-- Data for this exercise start --

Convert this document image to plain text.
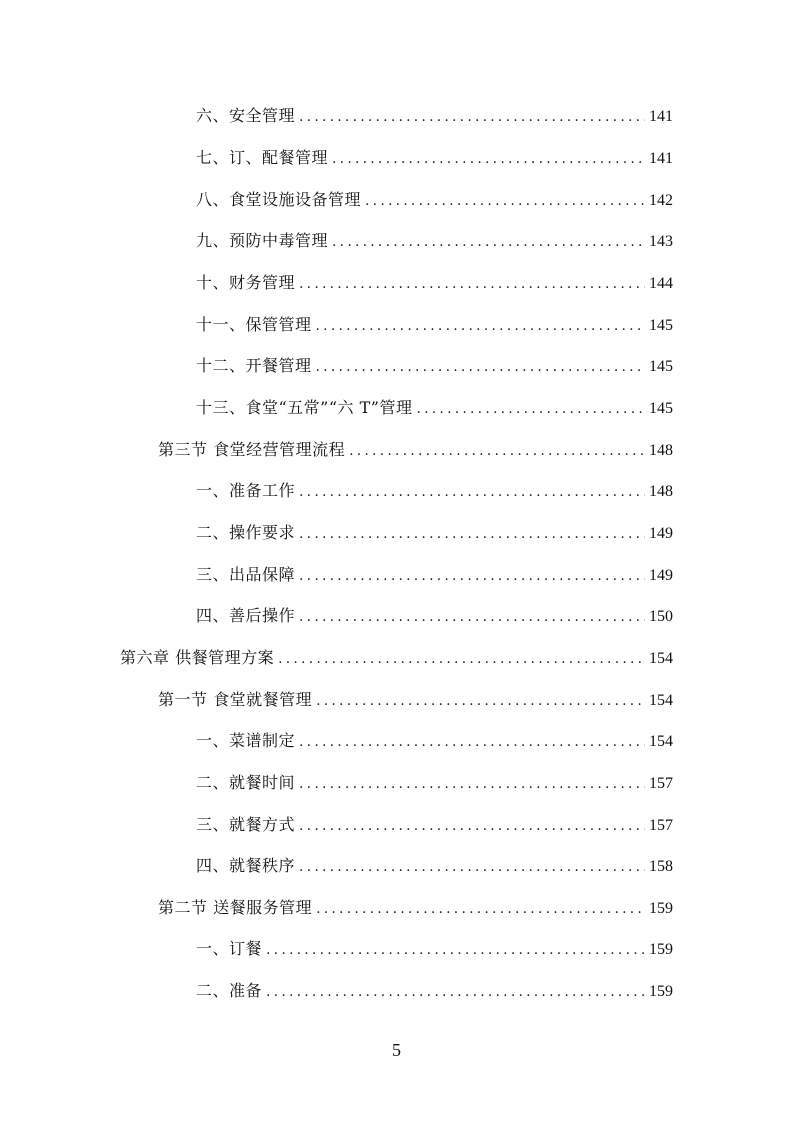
六、安全管理 .....	141
七、订、配餐管理 .....	141
八、食堂设施设备管理 .....	142
九、预防中毒管理 .....	143
十、财务管理 .....	144
十一、保管管理 .....	145
十二、开餐管理 .....	145
十三、食堂“五常”“六 T”管理 .....	145
第三节 食堂经营管理流程 .....	148
一、准备工作 .....	148
二、操作要求 .....	149
三、出品保障 .....	149
四、善后操作 .....	150
第六章 供餐管理方案 .....	154
第一节 食堂就餐管理 .....	154
一、菜谱制定 .....	154
二、就餐时间 .....	157
三、就餐方式 .....	157
四、就餐秩序 .....	158
第二节 送餐服务管理 .....	159
一、订餐 .....	159
二、准备 .....	159
5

-- Data for this exercise end --

What you are asked to do –
Print all of the entries word for word. Skip any images they contain.

Complete answer –
Convert this document image to plain text.
六、安全管理 .....	141
七、订、配餐管理 .....	141
八、食堂设施设备管理 .....	142
九、预防中毒管理 .....	143
十、财务管理 .....	144
十一、保管管理 .....	145
十二、开餐管理 .....	145
十三、食堂“五常”“六 T”管理 .....	145
第三节 食堂经营管理流程 .....	148
一、准备工作 .....	148
二、操作要求 .....	149
三、出品保障 .....	149
四、善后操作 .....	150
第六章 供餐管理方案 .....	154
第一节 食堂就餐管理 .....	154
一、菜谱制定 .....	154
二、就餐时间 .....	157
三、就餐方式 .....	157
四、就餐秩序 .....	158
第二节 送餐服务管理 .....	159
一、订餐 .....	159
二、准备 .....	159
5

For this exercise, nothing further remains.